Dataset listings of figures =
○ ○ ○ ○ ○

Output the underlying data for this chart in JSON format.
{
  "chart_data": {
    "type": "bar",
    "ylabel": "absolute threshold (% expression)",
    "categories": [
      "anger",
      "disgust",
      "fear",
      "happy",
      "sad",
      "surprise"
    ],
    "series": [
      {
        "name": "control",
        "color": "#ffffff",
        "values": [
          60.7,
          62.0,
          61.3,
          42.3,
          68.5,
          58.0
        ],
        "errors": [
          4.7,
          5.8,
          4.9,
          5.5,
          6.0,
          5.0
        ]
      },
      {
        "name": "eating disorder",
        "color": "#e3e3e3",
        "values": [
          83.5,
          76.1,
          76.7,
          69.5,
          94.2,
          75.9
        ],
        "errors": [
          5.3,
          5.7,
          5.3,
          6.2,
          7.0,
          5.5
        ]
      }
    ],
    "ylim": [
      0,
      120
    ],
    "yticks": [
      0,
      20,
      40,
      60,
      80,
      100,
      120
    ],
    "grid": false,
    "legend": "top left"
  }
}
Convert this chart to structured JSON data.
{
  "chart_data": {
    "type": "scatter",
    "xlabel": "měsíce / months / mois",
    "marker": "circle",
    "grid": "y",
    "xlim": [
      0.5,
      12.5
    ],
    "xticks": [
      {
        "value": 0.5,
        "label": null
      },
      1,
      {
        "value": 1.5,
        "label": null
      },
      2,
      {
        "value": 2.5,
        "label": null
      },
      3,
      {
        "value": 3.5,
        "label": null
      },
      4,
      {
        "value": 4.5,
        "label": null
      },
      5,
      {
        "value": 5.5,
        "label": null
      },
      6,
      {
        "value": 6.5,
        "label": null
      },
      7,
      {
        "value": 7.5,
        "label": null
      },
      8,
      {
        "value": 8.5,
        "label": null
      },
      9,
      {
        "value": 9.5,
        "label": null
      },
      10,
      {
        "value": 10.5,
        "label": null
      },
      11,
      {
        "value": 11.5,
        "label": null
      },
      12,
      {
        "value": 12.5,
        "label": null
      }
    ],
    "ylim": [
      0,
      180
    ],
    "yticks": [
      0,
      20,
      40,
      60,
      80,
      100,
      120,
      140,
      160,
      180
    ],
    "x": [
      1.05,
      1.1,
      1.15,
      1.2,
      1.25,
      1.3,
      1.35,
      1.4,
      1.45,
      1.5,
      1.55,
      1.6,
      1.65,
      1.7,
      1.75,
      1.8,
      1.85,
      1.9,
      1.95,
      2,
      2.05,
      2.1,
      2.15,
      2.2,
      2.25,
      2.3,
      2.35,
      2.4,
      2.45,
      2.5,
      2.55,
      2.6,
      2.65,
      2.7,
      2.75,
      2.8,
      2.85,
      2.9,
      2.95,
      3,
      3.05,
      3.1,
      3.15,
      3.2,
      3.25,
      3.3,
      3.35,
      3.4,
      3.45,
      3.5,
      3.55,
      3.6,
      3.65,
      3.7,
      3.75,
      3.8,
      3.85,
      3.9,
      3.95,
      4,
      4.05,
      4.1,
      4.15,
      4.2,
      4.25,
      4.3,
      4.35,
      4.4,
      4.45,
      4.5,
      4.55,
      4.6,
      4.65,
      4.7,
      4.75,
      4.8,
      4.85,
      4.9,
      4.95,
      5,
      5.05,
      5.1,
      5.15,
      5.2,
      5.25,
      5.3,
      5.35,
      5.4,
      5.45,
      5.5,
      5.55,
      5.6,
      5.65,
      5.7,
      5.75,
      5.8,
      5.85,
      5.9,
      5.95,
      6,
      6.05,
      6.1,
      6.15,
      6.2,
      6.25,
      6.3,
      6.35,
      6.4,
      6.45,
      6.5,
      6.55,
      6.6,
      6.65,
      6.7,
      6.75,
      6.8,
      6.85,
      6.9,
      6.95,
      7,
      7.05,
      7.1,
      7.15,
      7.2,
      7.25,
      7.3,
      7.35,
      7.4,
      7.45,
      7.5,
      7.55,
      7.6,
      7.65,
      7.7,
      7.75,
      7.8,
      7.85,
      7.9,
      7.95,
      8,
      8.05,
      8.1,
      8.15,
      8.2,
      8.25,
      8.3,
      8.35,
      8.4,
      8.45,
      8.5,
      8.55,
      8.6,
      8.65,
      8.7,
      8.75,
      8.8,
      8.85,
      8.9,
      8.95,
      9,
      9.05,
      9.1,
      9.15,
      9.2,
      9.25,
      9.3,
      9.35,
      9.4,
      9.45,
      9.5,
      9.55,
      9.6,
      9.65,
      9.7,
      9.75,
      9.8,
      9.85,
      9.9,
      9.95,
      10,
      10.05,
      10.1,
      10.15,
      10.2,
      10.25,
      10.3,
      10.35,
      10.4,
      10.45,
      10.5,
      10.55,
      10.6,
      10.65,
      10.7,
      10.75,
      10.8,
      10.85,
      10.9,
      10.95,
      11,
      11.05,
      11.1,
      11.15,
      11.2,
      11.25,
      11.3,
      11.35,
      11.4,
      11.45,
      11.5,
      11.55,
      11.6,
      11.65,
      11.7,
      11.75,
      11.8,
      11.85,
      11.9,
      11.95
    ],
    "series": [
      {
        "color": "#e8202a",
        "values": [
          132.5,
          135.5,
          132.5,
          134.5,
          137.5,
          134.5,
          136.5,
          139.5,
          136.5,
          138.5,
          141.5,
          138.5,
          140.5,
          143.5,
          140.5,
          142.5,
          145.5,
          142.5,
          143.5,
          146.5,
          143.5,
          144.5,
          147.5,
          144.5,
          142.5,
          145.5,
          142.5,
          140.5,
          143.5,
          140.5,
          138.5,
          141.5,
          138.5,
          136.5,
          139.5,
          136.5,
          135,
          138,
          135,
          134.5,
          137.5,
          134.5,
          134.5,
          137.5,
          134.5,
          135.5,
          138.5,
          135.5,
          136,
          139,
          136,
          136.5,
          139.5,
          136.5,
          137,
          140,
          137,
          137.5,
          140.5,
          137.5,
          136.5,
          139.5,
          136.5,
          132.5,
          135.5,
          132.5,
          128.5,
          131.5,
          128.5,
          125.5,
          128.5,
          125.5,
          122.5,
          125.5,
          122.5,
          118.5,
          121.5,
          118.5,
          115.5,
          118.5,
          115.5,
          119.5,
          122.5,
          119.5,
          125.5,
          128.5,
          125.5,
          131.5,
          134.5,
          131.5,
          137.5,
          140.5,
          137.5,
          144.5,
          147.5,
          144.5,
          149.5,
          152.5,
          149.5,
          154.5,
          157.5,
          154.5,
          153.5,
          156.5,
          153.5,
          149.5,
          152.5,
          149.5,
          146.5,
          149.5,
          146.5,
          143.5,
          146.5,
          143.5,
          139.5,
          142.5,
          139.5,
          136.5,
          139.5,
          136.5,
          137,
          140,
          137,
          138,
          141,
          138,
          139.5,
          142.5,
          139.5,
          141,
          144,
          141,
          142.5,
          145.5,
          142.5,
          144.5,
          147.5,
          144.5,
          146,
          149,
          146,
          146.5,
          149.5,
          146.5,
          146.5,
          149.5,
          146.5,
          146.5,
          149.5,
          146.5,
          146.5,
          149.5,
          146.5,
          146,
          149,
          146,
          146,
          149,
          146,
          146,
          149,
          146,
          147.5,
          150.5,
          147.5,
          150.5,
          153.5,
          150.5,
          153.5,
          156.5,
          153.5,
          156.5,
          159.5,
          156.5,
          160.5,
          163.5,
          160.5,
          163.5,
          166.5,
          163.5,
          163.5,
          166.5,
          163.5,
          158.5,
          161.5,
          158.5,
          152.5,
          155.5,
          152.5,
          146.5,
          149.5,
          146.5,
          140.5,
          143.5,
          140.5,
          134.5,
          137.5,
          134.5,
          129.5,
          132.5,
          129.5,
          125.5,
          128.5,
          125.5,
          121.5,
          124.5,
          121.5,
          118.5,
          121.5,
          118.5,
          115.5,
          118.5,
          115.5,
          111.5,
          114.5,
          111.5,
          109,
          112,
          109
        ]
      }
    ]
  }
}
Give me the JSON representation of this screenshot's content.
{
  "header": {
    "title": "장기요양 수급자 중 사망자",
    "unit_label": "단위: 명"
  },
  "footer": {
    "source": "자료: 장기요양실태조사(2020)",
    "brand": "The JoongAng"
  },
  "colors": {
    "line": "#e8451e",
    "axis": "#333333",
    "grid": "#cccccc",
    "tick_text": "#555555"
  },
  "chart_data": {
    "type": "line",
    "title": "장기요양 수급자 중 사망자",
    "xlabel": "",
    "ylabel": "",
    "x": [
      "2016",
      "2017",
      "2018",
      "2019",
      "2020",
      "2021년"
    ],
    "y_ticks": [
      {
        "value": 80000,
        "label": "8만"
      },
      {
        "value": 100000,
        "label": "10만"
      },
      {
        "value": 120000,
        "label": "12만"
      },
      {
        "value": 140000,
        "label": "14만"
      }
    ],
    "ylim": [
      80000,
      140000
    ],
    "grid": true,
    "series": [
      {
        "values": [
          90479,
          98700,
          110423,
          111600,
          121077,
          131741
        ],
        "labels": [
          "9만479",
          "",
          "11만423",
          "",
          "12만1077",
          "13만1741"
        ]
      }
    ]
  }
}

○ ○ ○ ○ ○

EXERCISE TASK = Lines in the records that hold the word "JSON" are to be counted; give only the total.

RESULT FOR THIS TASK = 3